** start of EXERCISE INPUT **
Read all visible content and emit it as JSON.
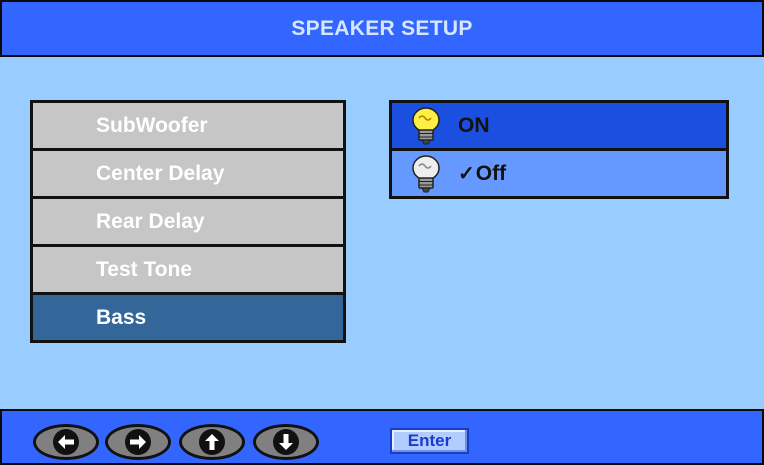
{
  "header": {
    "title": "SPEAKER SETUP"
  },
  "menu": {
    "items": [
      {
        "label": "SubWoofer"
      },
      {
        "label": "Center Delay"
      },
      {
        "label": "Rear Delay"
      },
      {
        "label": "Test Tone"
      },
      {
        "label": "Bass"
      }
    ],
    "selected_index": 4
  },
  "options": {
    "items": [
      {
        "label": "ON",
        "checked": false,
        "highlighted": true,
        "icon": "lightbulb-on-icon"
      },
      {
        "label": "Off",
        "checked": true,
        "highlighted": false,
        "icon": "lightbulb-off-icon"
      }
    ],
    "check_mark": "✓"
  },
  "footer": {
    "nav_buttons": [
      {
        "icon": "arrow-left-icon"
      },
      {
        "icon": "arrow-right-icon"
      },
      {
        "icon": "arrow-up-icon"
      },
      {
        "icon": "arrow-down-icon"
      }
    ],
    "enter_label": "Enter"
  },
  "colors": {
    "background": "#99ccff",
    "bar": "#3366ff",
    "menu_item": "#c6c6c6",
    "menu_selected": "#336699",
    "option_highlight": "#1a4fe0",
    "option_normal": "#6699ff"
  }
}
** end of EXERCISE INPUT **
** start of EXERCISE INPUT **
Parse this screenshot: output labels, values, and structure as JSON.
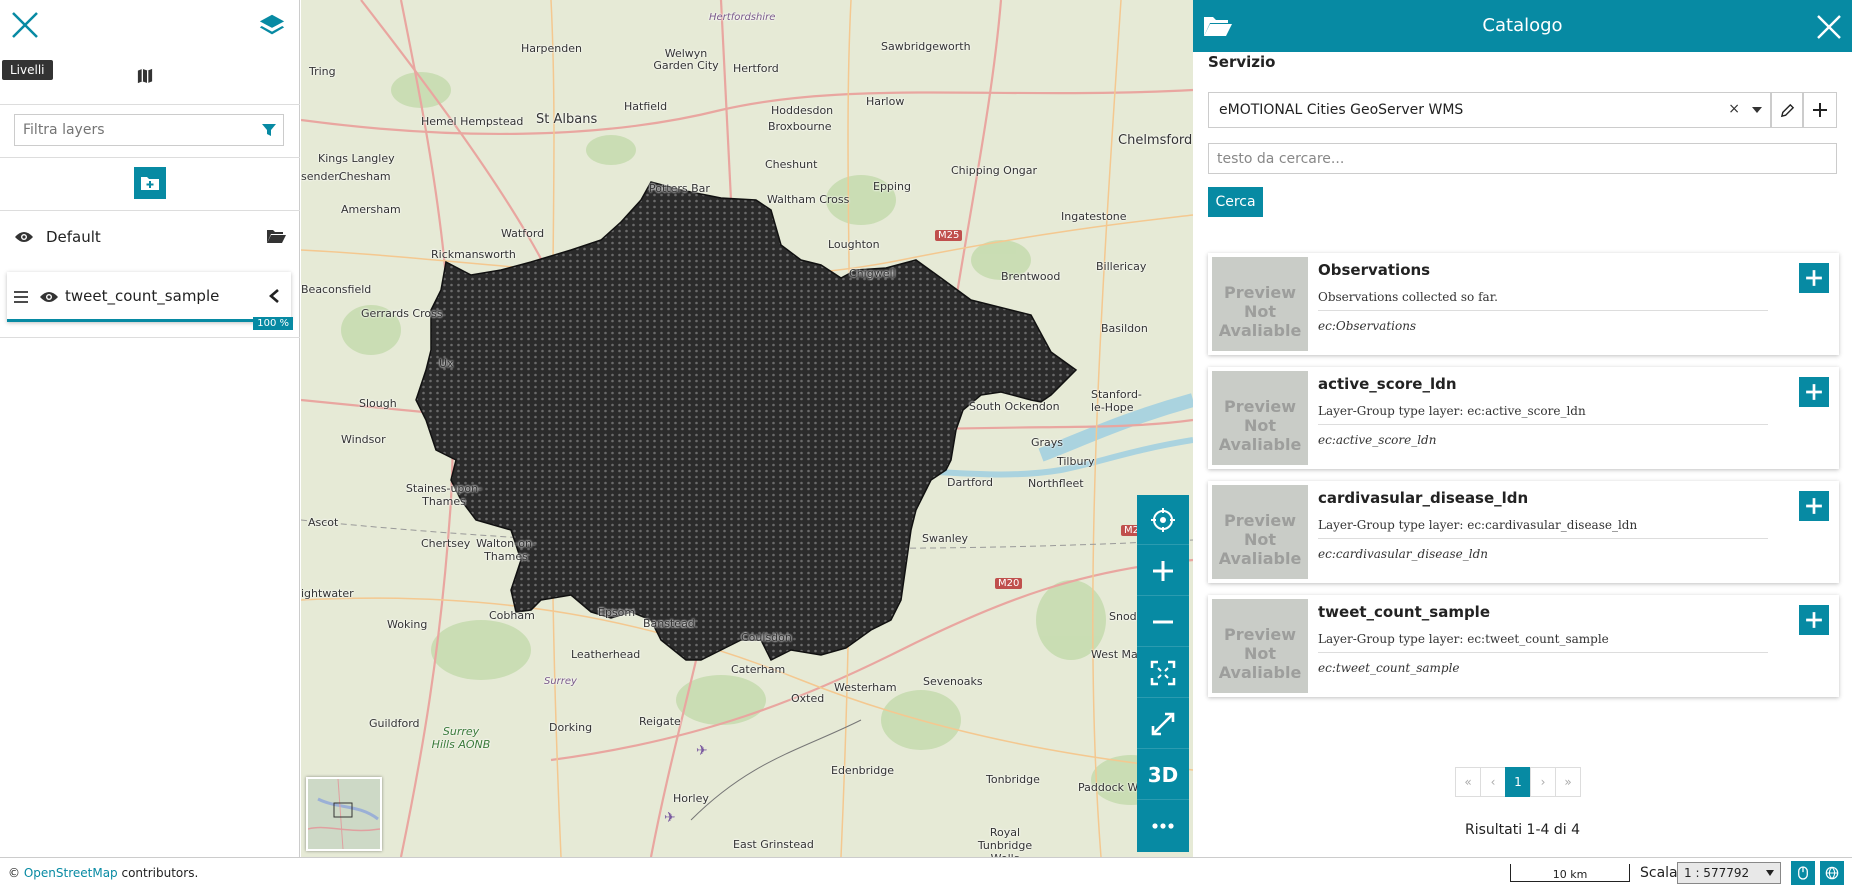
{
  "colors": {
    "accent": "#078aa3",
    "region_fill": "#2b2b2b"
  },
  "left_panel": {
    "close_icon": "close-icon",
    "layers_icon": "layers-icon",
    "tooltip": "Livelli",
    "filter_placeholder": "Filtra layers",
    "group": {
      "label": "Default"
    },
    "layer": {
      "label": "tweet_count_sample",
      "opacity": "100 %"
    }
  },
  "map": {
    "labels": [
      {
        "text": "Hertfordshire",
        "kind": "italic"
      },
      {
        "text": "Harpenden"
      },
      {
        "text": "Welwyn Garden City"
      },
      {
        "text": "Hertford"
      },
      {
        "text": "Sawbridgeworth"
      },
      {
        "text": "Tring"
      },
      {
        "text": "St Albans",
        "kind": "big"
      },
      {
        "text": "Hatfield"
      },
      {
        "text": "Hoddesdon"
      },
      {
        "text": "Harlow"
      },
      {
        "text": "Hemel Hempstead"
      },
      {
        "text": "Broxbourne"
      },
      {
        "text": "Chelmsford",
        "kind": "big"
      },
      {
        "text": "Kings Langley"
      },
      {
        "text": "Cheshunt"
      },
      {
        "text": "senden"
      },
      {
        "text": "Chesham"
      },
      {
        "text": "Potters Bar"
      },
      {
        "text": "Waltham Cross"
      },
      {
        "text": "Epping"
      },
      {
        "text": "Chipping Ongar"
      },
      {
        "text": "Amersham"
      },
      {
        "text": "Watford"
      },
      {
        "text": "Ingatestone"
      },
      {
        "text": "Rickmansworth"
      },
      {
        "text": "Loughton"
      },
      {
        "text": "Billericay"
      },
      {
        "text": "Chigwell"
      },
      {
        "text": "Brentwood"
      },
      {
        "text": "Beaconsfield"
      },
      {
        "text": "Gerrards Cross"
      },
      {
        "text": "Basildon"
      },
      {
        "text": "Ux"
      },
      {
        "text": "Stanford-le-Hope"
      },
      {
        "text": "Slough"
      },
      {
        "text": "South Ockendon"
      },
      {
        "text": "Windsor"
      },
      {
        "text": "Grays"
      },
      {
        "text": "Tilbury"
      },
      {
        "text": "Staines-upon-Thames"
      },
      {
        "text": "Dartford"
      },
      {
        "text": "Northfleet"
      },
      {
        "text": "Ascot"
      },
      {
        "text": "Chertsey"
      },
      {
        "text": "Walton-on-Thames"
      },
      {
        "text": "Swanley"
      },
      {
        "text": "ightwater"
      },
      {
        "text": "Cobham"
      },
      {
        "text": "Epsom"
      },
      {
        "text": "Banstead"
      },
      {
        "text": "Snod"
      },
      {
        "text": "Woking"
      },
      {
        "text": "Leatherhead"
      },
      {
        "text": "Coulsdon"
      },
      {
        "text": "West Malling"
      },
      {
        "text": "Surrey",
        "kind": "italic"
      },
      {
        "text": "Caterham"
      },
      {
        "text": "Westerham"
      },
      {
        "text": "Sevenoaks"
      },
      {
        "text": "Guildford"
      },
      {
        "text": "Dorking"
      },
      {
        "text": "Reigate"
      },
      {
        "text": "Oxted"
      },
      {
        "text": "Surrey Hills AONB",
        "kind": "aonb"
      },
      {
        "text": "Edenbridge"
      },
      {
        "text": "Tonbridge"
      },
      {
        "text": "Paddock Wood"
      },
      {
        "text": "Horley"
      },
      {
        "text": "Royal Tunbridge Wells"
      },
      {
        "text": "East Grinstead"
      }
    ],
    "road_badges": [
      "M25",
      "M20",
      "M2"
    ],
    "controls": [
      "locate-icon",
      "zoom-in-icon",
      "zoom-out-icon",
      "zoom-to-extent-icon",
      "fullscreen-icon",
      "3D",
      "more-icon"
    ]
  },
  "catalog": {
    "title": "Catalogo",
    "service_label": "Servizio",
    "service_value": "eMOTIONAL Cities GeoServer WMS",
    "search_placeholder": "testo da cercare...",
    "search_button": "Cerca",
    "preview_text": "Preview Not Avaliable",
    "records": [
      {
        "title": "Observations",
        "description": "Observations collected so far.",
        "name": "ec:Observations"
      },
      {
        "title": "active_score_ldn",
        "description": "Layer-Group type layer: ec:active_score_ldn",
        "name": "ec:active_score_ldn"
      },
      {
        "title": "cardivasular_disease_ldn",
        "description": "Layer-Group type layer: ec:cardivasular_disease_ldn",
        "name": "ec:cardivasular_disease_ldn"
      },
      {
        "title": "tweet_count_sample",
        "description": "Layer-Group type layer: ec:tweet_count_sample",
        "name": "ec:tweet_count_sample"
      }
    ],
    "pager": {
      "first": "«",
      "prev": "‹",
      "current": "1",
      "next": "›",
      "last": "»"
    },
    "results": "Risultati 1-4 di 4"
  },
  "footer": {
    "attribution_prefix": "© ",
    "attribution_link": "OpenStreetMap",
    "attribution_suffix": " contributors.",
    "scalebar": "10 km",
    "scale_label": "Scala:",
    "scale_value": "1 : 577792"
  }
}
** end of EXERCISE INPUT **
* INSTRUCTION: Go through the data and count each line that has the word "Cross", then give the total alone.

* RIGHT ANSWER: 2